_WHAT THE EXERCISE ASKS_.
Reproduce the records below exactly, leaving out any pictures.
———
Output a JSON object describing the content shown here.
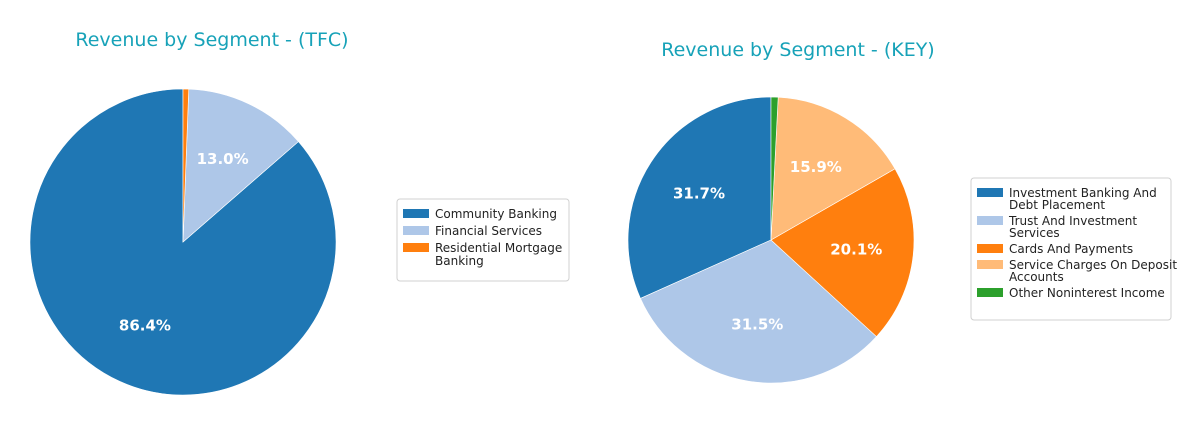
{
  "chart_data": [
    {
      "type": "pie",
      "title": "Revenue by Segment - (TFC)",
      "categories": [
        "Community Banking",
        "Financial Services",
        "Residential Mortgage Banking"
      ],
      "legend_labels": [
        [
          "Community Banking"
        ],
        [
          "Financial Services"
        ],
        [
          "Residential Mortgage",
          "Banking"
        ]
      ],
      "values": [
        86.4,
        13.0,
        0.6
      ],
      "labels": [
        "86.4%",
        "13.0%",
        ""
      ],
      "colors": [
        "#1f77b4",
        "#aec7e8",
        "#ff7f0e"
      ],
      "start_angle": 90,
      "direction": "counterclockwise",
      "legend_position": "right"
    },
    {
      "type": "pie",
      "title": "Revenue by Segment - (KEY)",
      "categories": [
        "Investment Banking And Debt Placement",
        "Trust And Investment Services",
        "Cards And Payments",
        "Service Charges On Deposit Accounts",
        "Other Noninterest Income"
      ],
      "legend_labels": [
        [
          "Investment Banking And",
          "Debt Placement"
        ],
        [
          "Trust And Investment",
          "Services"
        ],
        [
          "Cards And Payments"
        ],
        [
          "Service Charges On Deposit",
          "Accounts"
        ],
        [
          "Other Noninterest Income"
        ]
      ],
      "values": [
        31.7,
        31.5,
        20.1,
        15.9,
        0.8
      ],
      "labels": [
        "31.7%",
        "31.5%",
        "20.1%",
        "15.9%",
        ""
      ],
      "colors": [
        "#1f77b4",
        "#aec7e8",
        "#ff7f0e",
        "#ffbb78",
        "#2ca02c"
      ],
      "start_angle": 90,
      "direction": "counterclockwise",
      "legend_position": "right"
    }
  ]
}
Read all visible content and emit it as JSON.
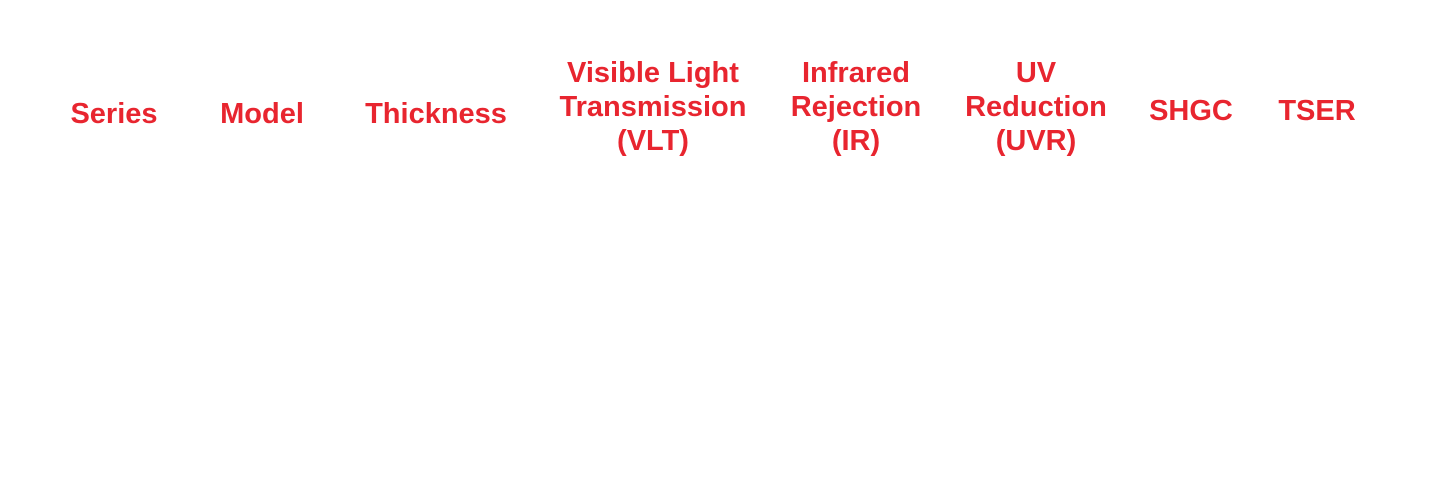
{
  "theme": {
    "header_color": "#e8252f",
    "background": "#ffffff"
  },
  "table": {
    "headers": [
      [
        "Series"
      ],
      [
        "Model"
      ],
      [
        "Thickness"
      ],
      [
        "Visible Light",
        "Transmission",
        "(VLT)"
      ],
      [
        "Infrared",
        "Rejection",
        "(IR)"
      ],
      [
        "UV",
        "Reduction",
        "(UVR)"
      ],
      [
        "SHGC"
      ],
      [
        "TSER"
      ]
    ]
  }
}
———
_ANSWER IN FULL_.
Output a JSON object describing the content shown here.
{
  "chart_data": [
    {
      "type": "pie",
      "title": "Revenue by Segment - (TFC)",
      "categories": [
        "Community Banking",
        "Financial Services",
        "Residential Mortgage Banking"
      ],
      "legend_labels": [
        [
          "Community Banking"
        ],
        [
          "Financial Services"
        ],
        [
          "Residential Mortgage",
          "Banking"
        ]
      ],
      "values": [
        86.4,
        13.0,
        0.6
      ],
      "labels": [
        "86.4%",
        "13.0%",
        ""
      ],
      "colors": [
        "#1f77b4",
        "#aec7e8",
        "#ff7f0e"
      ],
      "start_angle": 90,
      "direction": "counterclockwise",
      "legend_position": "right"
    },
    {
      "type": "pie",
      "title": "Revenue by Segment - (KEY)",
      "categories": [
        "Investment Banking And Debt Placement",
        "Trust And Investment Services",
        "Cards And Payments",
        "Service Charges On Deposit Accounts",
        "Other Noninterest Income"
      ],
      "legend_labels": [
        [
          "Investment Banking And",
          "Debt Placement"
        ],
        [
          "Trust And Investment",
          "Services"
        ],
        [
          "Cards And Payments"
        ],
        [
          "Service Charges On Deposit",
          "Accounts"
        ],
        [
          "Other Noninterest Income"
        ]
      ],
      "values": [
        31.7,
        31.5,
        20.1,
        15.9,
        0.8
      ],
      "labels": [
        "31.7%",
        "31.5%",
        "20.1%",
        "15.9%",
        ""
      ],
      "colors": [
        "#1f77b4",
        "#aec7e8",
        "#ff7f0e",
        "#ffbb78",
        "#2ca02c"
      ],
      "start_angle": 90,
      "direction": "counterclockwise",
      "legend_position": "right"
    }
  ]
}
Read all visible content and emit it as JSON.
{
  "theme": {
    "header_color": "#e8252f",
    "background": "#ffffff"
  },
  "table": {
    "headers": [
      [
        "Series"
      ],
      [
        "Model"
      ],
      [
        "Thickness"
      ],
      [
        "Visible Light",
        "Transmission",
        "(VLT)"
      ],
      [
        "Infrared",
        "Rejection",
        "(IR)"
      ],
      [
        "UV",
        "Reduction",
        "(UVR)"
      ],
      [
        "SHGC"
      ],
      [
        "TSER"
      ]
    ]
  }
}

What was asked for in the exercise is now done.